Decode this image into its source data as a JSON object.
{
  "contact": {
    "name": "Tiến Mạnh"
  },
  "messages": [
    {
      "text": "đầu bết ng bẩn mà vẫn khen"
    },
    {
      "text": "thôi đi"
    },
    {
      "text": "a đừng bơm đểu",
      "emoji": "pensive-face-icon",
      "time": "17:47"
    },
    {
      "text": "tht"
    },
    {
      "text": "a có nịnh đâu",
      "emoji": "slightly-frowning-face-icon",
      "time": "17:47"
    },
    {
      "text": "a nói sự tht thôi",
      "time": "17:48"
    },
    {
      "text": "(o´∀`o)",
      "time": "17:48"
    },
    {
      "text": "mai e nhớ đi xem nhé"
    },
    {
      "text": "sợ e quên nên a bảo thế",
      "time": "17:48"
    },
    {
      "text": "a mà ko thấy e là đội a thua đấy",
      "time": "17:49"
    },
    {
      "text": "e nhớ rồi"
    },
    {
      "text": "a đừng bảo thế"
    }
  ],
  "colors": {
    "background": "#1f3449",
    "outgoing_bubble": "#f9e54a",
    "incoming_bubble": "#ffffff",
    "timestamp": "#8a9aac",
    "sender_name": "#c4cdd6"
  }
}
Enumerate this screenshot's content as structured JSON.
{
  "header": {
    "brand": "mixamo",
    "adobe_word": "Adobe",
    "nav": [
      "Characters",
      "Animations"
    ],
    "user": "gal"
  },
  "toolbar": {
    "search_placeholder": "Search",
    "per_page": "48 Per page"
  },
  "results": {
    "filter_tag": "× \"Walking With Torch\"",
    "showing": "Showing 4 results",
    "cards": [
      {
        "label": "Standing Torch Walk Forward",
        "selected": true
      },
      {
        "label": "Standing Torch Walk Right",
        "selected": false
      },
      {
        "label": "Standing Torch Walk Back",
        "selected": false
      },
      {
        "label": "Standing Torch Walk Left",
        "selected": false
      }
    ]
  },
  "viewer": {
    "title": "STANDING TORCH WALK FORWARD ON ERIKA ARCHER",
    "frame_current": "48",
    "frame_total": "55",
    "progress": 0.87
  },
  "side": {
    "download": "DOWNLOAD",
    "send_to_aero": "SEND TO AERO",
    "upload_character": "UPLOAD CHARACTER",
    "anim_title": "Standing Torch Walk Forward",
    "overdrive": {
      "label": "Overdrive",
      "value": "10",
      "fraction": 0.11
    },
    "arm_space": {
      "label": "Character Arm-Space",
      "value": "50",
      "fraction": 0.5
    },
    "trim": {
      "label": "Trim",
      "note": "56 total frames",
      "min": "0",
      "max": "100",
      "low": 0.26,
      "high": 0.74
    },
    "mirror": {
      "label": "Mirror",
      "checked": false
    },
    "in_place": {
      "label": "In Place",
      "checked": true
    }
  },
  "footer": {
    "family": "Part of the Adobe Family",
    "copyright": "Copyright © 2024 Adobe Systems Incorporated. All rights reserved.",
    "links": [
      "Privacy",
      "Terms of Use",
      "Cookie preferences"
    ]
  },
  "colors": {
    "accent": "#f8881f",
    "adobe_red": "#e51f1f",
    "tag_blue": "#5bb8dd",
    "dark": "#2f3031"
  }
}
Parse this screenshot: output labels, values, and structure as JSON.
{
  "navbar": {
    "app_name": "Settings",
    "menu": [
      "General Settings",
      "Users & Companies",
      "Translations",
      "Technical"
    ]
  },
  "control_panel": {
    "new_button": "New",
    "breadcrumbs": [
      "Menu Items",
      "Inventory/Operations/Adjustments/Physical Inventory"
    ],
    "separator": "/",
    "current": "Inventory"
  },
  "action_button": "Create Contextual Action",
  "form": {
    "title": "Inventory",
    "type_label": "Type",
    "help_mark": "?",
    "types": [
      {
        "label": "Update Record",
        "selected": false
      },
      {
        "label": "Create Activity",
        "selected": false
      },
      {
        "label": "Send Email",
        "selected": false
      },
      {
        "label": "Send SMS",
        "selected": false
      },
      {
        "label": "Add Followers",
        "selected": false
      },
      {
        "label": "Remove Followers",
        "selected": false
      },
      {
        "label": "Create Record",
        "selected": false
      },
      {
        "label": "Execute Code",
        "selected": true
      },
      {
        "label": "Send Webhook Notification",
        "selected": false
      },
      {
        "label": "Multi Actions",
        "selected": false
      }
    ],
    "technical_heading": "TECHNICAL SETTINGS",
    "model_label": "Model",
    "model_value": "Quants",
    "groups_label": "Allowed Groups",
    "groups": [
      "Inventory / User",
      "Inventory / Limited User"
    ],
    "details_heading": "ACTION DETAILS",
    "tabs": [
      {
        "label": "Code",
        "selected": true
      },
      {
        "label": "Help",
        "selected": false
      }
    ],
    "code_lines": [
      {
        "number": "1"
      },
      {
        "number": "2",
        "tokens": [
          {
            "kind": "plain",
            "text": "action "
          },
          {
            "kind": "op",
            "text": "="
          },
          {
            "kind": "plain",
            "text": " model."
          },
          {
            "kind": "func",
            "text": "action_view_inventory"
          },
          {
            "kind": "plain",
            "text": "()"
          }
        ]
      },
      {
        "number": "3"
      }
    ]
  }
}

++++++++

* Brief: Set down the entries verbatim, leaving none out.

* Reply to the task:
Decode this image into its source data as a JSON object.
{
  "contact": {
    "name": "Tiến Mạnh"
  },
  "messages": [
    {
      "text": "đầu bết ng bẩn mà vẫn khen"
    },
    {
      "text": "thôi đi"
    },
    {
      "text": "a đừng bơm đểu",
      "emoji": "pensive-face-icon",
      "time": "17:47"
    },
    {
      "text": "tht"
    },
    {
      "text": "a có nịnh đâu",
      "emoji": "slightly-frowning-face-icon",
      "time": "17:47"
    },
    {
      "text": "a nói sự tht thôi",
      "time": "17:48"
    },
    {
      "text": "(o´∀`o)",
      "time": "17:48"
    },
    {
      "text": "mai e nhớ đi xem nhé"
    },
    {
      "text": "sợ e quên nên a bảo thế",
      "time": "17:48"
    },
    {
      "text": "a mà ko thấy e là đội a thua đấy",
      "time": "17:49"
    },
    {
      "text": "e nhớ rồi"
    },
    {
      "text": "a đừng bảo thế"
    }
  ],
  "colors": {
    "background": "#1f3449",
    "outgoing_bubble": "#f9e54a",
    "incoming_bubble": "#ffffff",
    "timestamp": "#8a9aac",
    "sender_name": "#c4cdd6"
  }
}
Enumerate this screenshot's content as structured JSON.
{
  "header": {
    "brand": "mixamo",
    "adobe_word": "Adobe",
    "nav": [
      "Characters",
      "Animations"
    ],
    "user": "gal"
  },
  "toolbar": {
    "search_placeholder": "Search",
    "per_page": "48 Per page"
  },
  "results": {
    "filter_tag": "× \"Walking With Torch\"",
    "showing": "Showing 4 results",
    "cards": [
      {
        "label": "Standing Torch Walk Forward",
        "selected": true
      },
      {
        "label": "Standing Torch Walk Right",
        "selected": false
      },
      {
        "label": "Standing Torch Walk Back",
        "selected": false
      },
      {
        "label": "Standing Torch Walk Left",
        "selected": false
      }
    ]
  },
  "viewer": {
    "title": "STANDING TORCH WALK FORWARD ON ERIKA ARCHER",
    "frame_current": "48",
    "frame_total": "55",
    "progress": 0.87
  },
  "side": {
    "download": "DOWNLOAD",
    "send_to_aero": "SEND TO AERO",
    "upload_character": "UPLOAD CHARACTER",
    "anim_title": "Standing Torch Walk Forward",
    "overdrive": {
      "label": "Overdrive",
      "value": "10",
      "fraction": 0.11
    },
    "arm_space": {
      "label": "Character Arm-Space",
      "value": "50",
      "fraction": 0.5
    },
    "trim": {
      "label": "Trim",
      "note": "56 total frames",
      "min": "0",
      "max": "100",
      "low": 0.26,
      "high": 0.74
    },
    "mirror": {
      "label": "Mirror",
      "checked": false
    },
    "in_place": {
      "label": "In Place",
      "checked": true
    }
  },
  "footer": {
    "family": "Part of the Adobe Family",
    "copyright": "Copyright © 2024 Adobe Systems Incorporated. All rights reserved.",
    "links": [
      "Privacy",
      "Terms of Use",
      "Cookie preferences"
    ]
  },
  "colors": {
    "accent": "#f8881f",
    "adobe_red": "#e51f1f",
    "tag_blue": "#5bb8dd",
    "dark": "#2f3031"
  }
}
Parse this screenshot: output labels, values, and structure as JSON.
{
  "navbar": {
    "app_name": "Settings",
    "menu": [
      "General Settings",
      "Users & Companies",
      "Translations",
      "Technical"
    ]
  },
  "control_panel": {
    "new_button": "New",
    "breadcrumbs": [
      "Menu Items",
      "Inventory/Operations/Adjustments/Physical Inventory"
    ],
    "separator": "/",
    "current": "Inventory"
  },
  "action_button": "Create Contextual Action",
  "form": {
    "title": "Inventory",
    "type_label": "Type",
    "help_mark": "?",
    "types": [
      {
        "label": "Update Record",
        "selected": false
      },
      {
        "label": "Create Activity",
        "selected": false
      },
      {
        "label": "Send Email",
        "selected": false
      },
      {
        "label": "Send SMS",
        "selected": false
      },
      {
        "label": "Add Followers",
        "selected": false
      },
      {
        "label": "Remove Followers",
        "selected": false
      },
      {
        "label": "Create Record",
        "selected": false
      },
      {
        "label": "Execute Code",
        "selected": true
      },
      {
        "label": "Send Webhook Notification",
        "selected": false
      },
      {
        "label": "Multi Actions",
        "selected": false
      }
    ],
    "technical_heading": "TECHNICAL SETTINGS",
    "model_label": "Model",
    "model_value": "Quants",
    "groups_label": "Allowed Groups",
    "groups": [
      "Inventory / User",
      "Inventory / Limited User"
    ],
    "details_heading": "ACTION DETAILS",
    "tabs": [
      {
        "label": "Code",
        "selected": true
      },
      {
        "label": "Help",
        "selected": false
      }
    ],
    "code_lines": [
      {
        "number": "1"
      },
      {
        "number": "2",
        "tokens": [
          {
            "kind": "plain",
            "text": "action "
          },
          {
            "kind": "op",
            "text": "="
          },
          {
            "kind": "plain",
            "text": " model."
          },
          {
            "kind": "func",
            "text": "action_view_inventory"
          },
          {
            "kind": "plain",
            "text": "()"
          }
        ]
      },
      {
        "number": "3"
      }
    ]
  }
}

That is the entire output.